What the task asks:
Print all the data, keeping every line exactly as it is.

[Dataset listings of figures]
**********

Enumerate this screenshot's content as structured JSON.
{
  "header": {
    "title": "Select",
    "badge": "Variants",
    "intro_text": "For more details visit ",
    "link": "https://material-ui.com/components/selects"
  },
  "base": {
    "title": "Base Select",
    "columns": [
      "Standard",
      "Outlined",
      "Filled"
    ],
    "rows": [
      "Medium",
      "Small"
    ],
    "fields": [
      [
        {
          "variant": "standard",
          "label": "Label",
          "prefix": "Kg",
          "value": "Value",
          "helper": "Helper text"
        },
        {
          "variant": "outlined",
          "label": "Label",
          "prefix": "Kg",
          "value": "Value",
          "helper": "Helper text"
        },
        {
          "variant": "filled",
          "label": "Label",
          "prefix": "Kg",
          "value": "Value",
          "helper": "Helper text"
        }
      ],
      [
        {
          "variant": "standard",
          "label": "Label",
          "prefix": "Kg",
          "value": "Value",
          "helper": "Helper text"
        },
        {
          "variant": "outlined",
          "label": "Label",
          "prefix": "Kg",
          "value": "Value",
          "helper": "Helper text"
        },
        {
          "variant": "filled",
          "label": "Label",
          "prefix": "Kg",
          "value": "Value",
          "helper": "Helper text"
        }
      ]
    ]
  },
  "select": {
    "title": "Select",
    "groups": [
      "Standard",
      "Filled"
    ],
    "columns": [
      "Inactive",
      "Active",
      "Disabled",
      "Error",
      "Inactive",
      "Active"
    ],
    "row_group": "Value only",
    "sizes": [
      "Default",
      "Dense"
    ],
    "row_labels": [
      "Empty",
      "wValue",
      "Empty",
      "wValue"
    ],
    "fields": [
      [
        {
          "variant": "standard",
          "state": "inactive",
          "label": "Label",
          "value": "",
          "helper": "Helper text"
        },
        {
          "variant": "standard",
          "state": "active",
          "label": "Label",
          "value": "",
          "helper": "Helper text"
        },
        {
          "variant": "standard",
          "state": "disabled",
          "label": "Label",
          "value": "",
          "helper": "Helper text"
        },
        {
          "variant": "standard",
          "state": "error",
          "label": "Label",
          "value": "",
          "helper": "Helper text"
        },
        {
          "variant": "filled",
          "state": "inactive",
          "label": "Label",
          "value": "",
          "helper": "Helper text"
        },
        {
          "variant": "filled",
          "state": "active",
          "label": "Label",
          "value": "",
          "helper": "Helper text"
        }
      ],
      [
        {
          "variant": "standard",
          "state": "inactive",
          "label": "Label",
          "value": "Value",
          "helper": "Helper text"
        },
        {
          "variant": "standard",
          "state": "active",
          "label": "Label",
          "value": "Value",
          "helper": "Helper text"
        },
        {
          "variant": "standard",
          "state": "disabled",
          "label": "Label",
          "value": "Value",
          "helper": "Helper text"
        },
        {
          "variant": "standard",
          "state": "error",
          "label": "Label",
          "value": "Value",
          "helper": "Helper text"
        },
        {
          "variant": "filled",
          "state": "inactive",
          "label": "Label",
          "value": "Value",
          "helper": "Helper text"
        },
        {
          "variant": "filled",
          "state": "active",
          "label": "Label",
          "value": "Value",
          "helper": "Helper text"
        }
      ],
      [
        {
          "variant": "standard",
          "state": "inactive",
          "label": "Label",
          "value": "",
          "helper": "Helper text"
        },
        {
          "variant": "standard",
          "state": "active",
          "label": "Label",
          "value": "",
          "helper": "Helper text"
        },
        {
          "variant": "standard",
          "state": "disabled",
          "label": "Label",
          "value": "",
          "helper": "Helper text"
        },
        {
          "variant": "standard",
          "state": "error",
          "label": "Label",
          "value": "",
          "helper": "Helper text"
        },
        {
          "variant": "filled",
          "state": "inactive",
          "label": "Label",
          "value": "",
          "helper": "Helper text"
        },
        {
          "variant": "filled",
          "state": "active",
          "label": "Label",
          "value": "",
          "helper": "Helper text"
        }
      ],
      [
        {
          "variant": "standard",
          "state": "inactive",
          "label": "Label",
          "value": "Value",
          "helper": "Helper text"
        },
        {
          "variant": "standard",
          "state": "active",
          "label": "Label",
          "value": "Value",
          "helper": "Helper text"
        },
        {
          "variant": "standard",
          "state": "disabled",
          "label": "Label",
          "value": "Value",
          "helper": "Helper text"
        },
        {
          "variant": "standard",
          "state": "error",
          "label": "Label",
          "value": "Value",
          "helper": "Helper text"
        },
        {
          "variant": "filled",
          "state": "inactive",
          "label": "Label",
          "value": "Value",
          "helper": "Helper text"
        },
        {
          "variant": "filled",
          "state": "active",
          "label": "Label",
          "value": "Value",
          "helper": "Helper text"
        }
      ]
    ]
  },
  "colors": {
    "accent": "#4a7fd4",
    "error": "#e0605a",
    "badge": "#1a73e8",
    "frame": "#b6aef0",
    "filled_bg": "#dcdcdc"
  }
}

**********

Final result:
Enumerate this screenshot's content as structured JSON.
{
  "header": {
    "title": "Select",
    "badge": "Variants",
    "intro_text": "For more details visit ",
    "link": "https://material-ui.com/components/selects"
  },
  "base": {
    "title": "Base Select",
    "columns": [
      "Standard",
      "Outlined",
      "Filled"
    ],
    "rows": [
      "Medium",
      "Small"
    ],
    "fields": [
      [
        {
          "variant": "standard",
          "label": "Label",
          "prefix": "Kg",
          "value": "Value",
          "helper": "Helper text"
        },
        {
          "variant": "outlined",
          "label": "Label",
          "prefix": "Kg",
          "value": "Value",
          "helper": "Helper text"
        },
        {
          "variant": "filled",
          "label": "Label",
          "prefix": "Kg",
          "value": "Value",
          "helper": "Helper text"
        }
      ],
      [
        {
          "variant": "standard",
          "label": "Label",
          "prefix": "Kg",
          "value": "Value",
          "helper": "Helper text"
        },
        {
          "variant": "outlined",
          "label": "Label",
          "prefix": "Kg",
          "value": "Value",
          "helper": "Helper text"
        },
        {
          "variant": "filled",
          "label": "Label",
          "prefix": "Kg",
          "value": "Value",
          "helper": "Helper text"
        }
      ]
    ]
  },
  "select": {
    "title": "Select",
    "groups": [
      "Standard",
      "Filled"
    ],
    "columns": [
      "Inactive",
      "Active",
      "Disabled",
      "Error",
      "Inactive",
      "Active"
    ],
    "row_group": "Value only",
    "sizes": [
      "Default",
      "Dense"
    ],
    "row_labels": [
      "Empty",
      "wValue",
      "Empty",
      "wValue"
    ],
    "fields": [
      [
        {
          "variant": "standard",
          "state": "inactive",
          "label": "Label",
          "value": "",
          "helper": "Helper text"
        },
        {
          "variant": "standard",
          "state": "active",
          "label": "Label",
          "value": "",
          "helper": "Helper text"
        },
        {
          "variant": "standard",
          "state": "disabled",
          "label": "Label",
          "value": "",
          "helper": "Helper text"
        },
        {
          "variant": "standard",
          "state": "error",
          "label": "Label",
          "value": "",
          "helper": "Helper text"
        },
        {
          "variant": "filled",
          "state": "inactive",
          "label": "Label",
          "value": "",
          "helper": "Helper text"
        },
        {
          "variant": "filled",
          "state": "active",
          "label": "Label",
          "value": "",
          "helper": "Helper text"
        }
      ],
      [
        {
          "variant": "standard",
          "state": "inactive",
          "label": "Label",
          "value": "Value",
          "helper": "Helper text"
        },
        {
          "variant": "standard",
          "state": "active",
          "label": "Label",
          "value": "Value",
          "helper": "Helper text"
        },
        {
          "variant": "standard",
          "state": "disabled",
          "label": "Label",
          "value": "Value",
          "helper": "Helper text"
        },
        {
          "variant": "standard",
          "state": "error",
          "label": "Label",
          "value": "Value",
          "helper": "Helper text"
        },
        {
          "variant": "filled",
          "state": "inactive",
          "label": "Label",
          "value": "Value",
          "helper": "Helper text"
        },
        {
          "variant": "filled",
          "state": "active",
          "label": "Label",
          "value": "Value",
          "helper": "Helper text"
        }
      ],
      [
        {
          "variant": "standard",
          "state": "inactive",
          "label": "Label",
          "value": "",
          "helper": "Helper text"
        },
        {
          "variant": "standard",
          "state": "active",
          "label": "Label",
          "value": "",
          "helper": "Helper text"
        },
        {
          "variant": "standard",
          "state": "disabled",
          "label": "Label",
          "value": "",
          "helper": "Helper text"
        },
        {
          "variant": "standard",
          "state": "error",
          "label": "Label",
          "value": "",
          "helper": "Helper text"
        },
        {
          "variant": "filled",
          "state": "inactive",
          "label": "Label",
          "value": "",
          "helper": "Helper text"
        },
        {
          "variant": "filled",
          "state": "active",
          "label": "Label",
          "value": "",
          "helper": "Helper text"
        }
      ],
      [
        {
          "variant": "standard",
          "state": "inactive",
          "label": "Label",
          "value": "Value",
          "helper": "Helper text"
        },
        {
          "variant": "standard",
          "state": "active",
          "label": "Label",
          "value": "Value",
          "helper": "Helper text"
        },
        {
          "variant": "standard",
          "state": "disabled",
          "label": "Label",
          "value": "Value",
          "helper": "Helper text"
        },
        {
          "variant": "standard",
          "state": "error",
          "label": "Label",
          "value": "Value",
          "helper": "Helper text"
        },
        {
          "variant": "filled",
          "state": "inactive",
          "label": "Label",
          "value": "Value",
          "helper": "Helper text"
        },
        {
          "variant": "filled",
          "state": "active",
          "label": "Label",
          "value": "Value",
          "helper": "Helper text"
        }
      ]
    ]
  },
  "colors": {
    "accent": "#4a7fd4",
    "error": "#e0605a",
    "badge": "#1a73e8",
    "frame": "#b6aef0",
    "filled_bg": "#dcdcdc"
  }
}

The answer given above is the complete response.